▶ [Data provided]

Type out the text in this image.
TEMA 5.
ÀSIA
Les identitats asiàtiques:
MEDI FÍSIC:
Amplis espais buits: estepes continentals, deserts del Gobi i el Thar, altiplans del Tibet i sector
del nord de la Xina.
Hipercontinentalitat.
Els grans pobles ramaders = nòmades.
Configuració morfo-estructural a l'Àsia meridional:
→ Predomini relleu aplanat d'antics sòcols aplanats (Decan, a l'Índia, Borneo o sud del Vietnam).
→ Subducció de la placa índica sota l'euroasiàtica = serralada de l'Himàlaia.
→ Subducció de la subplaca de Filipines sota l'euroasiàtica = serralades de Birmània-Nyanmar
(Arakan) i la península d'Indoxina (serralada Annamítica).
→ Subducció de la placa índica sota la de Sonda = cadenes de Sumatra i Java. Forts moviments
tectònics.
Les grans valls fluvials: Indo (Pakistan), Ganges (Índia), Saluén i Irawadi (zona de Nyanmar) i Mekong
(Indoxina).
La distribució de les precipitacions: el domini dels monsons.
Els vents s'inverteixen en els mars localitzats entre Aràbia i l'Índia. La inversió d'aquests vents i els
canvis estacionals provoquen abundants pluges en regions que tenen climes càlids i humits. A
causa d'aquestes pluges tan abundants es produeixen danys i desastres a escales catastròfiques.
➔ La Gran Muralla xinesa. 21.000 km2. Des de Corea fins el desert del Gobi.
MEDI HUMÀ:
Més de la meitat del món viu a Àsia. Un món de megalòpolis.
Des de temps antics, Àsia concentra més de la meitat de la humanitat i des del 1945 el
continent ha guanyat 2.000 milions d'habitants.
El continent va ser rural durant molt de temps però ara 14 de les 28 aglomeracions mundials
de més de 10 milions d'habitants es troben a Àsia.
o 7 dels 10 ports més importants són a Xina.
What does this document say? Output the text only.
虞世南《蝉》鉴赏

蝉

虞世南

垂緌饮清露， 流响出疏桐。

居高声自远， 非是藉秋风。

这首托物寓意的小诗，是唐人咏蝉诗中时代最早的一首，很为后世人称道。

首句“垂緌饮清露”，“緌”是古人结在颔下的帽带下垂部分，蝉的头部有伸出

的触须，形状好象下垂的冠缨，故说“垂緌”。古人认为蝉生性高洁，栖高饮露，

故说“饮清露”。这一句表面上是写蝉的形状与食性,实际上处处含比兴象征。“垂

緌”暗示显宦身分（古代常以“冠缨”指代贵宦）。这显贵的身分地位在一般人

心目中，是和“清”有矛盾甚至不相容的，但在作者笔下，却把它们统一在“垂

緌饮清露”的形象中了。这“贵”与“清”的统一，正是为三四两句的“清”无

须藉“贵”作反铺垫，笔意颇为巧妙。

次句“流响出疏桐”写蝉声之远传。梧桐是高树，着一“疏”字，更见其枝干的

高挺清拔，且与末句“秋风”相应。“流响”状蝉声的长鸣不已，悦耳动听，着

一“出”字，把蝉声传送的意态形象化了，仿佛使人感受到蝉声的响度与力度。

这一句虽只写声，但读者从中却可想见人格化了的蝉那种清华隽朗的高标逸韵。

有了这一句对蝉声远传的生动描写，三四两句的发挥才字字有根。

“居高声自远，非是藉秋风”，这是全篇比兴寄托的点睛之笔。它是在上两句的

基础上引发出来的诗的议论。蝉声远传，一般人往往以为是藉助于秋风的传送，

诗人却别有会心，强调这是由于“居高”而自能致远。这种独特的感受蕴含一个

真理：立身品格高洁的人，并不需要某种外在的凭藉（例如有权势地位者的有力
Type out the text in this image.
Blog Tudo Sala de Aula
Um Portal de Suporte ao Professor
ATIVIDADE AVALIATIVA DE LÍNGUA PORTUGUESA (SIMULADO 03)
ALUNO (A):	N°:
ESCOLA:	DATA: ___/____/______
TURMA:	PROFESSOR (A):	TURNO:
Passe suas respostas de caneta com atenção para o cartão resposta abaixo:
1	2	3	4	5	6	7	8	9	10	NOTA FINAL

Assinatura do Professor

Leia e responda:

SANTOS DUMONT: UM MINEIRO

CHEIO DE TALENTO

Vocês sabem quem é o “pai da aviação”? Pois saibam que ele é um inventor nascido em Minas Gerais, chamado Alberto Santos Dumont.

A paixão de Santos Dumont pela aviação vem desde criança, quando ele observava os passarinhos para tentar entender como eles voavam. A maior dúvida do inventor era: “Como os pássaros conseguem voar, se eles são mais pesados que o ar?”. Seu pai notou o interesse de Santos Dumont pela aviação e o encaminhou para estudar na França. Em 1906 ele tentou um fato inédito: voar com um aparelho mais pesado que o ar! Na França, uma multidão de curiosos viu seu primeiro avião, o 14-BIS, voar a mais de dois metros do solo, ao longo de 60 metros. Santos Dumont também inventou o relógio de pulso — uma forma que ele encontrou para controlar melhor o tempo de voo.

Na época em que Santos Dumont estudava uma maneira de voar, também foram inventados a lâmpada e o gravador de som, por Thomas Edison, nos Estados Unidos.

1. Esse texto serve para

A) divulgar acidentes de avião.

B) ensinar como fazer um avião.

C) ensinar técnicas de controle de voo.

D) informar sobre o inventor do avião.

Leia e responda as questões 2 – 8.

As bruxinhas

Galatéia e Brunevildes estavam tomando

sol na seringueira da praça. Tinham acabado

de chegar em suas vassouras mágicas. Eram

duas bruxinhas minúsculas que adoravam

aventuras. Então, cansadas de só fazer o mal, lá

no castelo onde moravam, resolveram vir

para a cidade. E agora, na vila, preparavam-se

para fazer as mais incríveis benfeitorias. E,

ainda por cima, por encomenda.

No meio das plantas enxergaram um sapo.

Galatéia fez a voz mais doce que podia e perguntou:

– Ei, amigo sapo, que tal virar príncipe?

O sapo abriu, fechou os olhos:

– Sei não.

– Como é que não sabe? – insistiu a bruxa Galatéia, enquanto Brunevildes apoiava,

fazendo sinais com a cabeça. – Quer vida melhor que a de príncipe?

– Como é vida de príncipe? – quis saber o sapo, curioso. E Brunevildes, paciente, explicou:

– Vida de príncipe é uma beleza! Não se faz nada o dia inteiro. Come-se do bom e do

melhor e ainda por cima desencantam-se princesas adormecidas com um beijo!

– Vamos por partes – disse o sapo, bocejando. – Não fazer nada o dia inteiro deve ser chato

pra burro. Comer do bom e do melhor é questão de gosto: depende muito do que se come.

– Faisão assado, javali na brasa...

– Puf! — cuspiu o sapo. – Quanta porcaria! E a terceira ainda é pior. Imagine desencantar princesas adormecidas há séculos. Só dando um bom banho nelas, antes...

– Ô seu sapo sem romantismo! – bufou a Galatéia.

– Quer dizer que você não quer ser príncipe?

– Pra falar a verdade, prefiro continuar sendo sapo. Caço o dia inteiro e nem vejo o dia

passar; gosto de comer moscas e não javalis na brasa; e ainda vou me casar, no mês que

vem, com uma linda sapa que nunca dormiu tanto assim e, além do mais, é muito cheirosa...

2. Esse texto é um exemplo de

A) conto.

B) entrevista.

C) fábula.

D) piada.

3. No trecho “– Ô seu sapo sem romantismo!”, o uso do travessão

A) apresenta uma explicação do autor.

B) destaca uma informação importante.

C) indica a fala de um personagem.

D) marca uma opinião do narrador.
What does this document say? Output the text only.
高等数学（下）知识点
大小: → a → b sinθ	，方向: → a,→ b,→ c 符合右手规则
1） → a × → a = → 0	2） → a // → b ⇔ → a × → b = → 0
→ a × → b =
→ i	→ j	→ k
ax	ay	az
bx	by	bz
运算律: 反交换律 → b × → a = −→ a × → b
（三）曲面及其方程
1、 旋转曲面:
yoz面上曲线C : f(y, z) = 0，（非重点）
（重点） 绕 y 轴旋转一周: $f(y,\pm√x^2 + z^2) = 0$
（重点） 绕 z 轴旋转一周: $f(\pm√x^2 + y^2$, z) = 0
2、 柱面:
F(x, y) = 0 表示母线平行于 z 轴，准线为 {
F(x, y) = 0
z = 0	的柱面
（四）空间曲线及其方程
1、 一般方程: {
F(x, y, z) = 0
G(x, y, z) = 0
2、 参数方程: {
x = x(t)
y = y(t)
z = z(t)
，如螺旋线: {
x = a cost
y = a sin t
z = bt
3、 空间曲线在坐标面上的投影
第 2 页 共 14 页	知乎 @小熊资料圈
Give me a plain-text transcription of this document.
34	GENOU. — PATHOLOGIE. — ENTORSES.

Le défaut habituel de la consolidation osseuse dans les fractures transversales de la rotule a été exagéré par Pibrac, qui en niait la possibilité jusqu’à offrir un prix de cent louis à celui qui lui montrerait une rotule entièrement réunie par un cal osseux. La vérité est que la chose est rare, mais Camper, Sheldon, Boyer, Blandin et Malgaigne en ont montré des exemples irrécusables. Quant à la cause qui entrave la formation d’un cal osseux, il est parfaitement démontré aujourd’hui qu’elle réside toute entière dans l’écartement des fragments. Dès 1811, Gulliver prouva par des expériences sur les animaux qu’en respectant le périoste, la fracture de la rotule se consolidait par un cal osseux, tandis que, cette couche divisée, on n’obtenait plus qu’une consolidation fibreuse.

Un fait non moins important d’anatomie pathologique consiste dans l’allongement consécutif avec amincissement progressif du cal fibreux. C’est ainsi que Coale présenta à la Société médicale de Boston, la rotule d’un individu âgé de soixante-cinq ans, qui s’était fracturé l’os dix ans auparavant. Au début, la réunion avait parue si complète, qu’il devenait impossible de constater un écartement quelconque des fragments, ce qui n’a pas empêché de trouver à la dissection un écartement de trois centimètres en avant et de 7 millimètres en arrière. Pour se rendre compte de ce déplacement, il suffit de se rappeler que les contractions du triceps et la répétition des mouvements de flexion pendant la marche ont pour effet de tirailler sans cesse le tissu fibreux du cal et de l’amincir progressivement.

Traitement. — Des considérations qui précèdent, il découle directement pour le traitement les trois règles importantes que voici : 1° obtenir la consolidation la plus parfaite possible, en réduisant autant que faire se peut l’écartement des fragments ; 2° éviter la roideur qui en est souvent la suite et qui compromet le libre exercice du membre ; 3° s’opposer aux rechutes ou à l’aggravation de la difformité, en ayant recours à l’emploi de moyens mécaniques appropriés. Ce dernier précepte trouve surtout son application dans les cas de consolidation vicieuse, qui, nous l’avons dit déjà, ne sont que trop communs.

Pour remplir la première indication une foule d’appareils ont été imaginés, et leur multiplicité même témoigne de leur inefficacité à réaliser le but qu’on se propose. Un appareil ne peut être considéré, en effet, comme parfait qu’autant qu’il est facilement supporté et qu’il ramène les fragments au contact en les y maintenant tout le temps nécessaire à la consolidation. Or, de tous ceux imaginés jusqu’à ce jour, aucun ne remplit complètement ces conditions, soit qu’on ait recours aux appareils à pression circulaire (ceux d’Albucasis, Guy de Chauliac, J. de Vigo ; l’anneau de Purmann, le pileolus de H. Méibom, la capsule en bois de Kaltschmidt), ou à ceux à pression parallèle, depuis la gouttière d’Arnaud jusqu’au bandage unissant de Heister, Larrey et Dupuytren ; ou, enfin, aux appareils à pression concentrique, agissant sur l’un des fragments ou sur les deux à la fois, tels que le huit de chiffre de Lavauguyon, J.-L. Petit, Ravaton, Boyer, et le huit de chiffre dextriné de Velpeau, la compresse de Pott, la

▶ [Given task]
Pull every line containing "abundants" out of the records.

▶ [Task output]
canvis estacionals provoquen abundants pluges en regions que tenen climes càlids i humits. A
causa d'aquestes pluges tan abundants es produeixen danys i desastres a escales catastròfiques.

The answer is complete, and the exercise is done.